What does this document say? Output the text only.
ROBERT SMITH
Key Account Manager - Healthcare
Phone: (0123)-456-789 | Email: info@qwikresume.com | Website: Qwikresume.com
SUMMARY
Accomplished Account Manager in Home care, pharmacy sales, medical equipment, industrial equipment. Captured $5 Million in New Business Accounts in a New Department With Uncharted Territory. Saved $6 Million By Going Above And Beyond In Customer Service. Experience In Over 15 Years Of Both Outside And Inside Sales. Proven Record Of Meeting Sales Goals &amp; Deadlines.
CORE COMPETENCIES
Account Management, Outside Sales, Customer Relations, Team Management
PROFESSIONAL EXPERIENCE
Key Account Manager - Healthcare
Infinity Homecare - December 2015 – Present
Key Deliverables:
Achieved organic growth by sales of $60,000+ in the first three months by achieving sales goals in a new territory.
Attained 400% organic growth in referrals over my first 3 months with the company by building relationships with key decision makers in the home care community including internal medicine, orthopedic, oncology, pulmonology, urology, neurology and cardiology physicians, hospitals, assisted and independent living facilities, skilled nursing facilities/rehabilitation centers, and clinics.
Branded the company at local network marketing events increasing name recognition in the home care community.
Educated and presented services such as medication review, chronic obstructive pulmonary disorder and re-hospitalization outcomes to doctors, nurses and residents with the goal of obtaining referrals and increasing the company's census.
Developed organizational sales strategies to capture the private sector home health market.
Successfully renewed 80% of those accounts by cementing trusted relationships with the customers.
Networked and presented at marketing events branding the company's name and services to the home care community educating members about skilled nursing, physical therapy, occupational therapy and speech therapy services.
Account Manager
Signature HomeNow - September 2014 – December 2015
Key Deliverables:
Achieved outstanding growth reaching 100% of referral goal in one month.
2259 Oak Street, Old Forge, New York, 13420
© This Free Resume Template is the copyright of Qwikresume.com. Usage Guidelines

..............................

Repeat the listing above without any change.

§ **The solution**:
What does this document say? Output the text only.
ROBERT SMITH
Key Account Manager - Healthcare
Phone: (0123)-456-789 | Email: info@qwikresume.com | Website: Qwikresume.com
SUMMARY
Accomplished Account Manager in Home care, pharmacy sales, medical equipment, industrial equipment. Captured $5 Million in New Business Accounts in a New Department With Uncharted Territory. Saved $6 Million By Going Above And Beyond In Customer Service. Experience In Over 15 Years Of Both Outside And Inside Sales. Proven Record Of Meeting Sales Goals &amp; Deadlines.
CORE COMPETENCIES
Account Management, Outside Sales, Customer Relations, Team Management
PROFESSIONAL EXPERIENCE
Key Account Manager - Healthcare
Infinity Homecare - December 2015 – Present
Key Deliverables:
Achieved organic growth by sales of $60,000+ in the first three months by achieving sales goals in a new territory.
Attained 400% organic growth in referrals over my first 3 months with the company by building relationships with key decision makers in the home care community including internal medicine, orthopedic, oncology, pulmonology, urology, neurology and cardiology physicians, hospitals, assisted and independent living facilities, skilled nursing facilities/rehabilitation centers, and clinics.
Branded the company at local network marketing events increasing name recognition in the home care community.
Educated and presented services such as medication review, chronic obstructive pulmonary disorder and re-hospitalization outcomes to doctors, nurses and residents with the goal of obtaining referrals and increasing the company's census.
Developed organizational sales strategies to capture the private sector home health market.
Successfully renewed 80% of those accounts by cementing trusted relationships with the customers.
Networked and presented at marketing events branding the company's name and services to the home care community educating members about skilled nursing, physical therapy, occupational therapy and speech therapy services.
Account Manager
Signature HomeNow - September 2014 – December 2015
Key Deliverables:
Achieved outstanding growth reaching 100% of referral goal in one month.
2259 Oak Street, Old Forge, New York, 13420
© This Free Resume Template is the copyright of Qwikresume.com. Usage Guidelines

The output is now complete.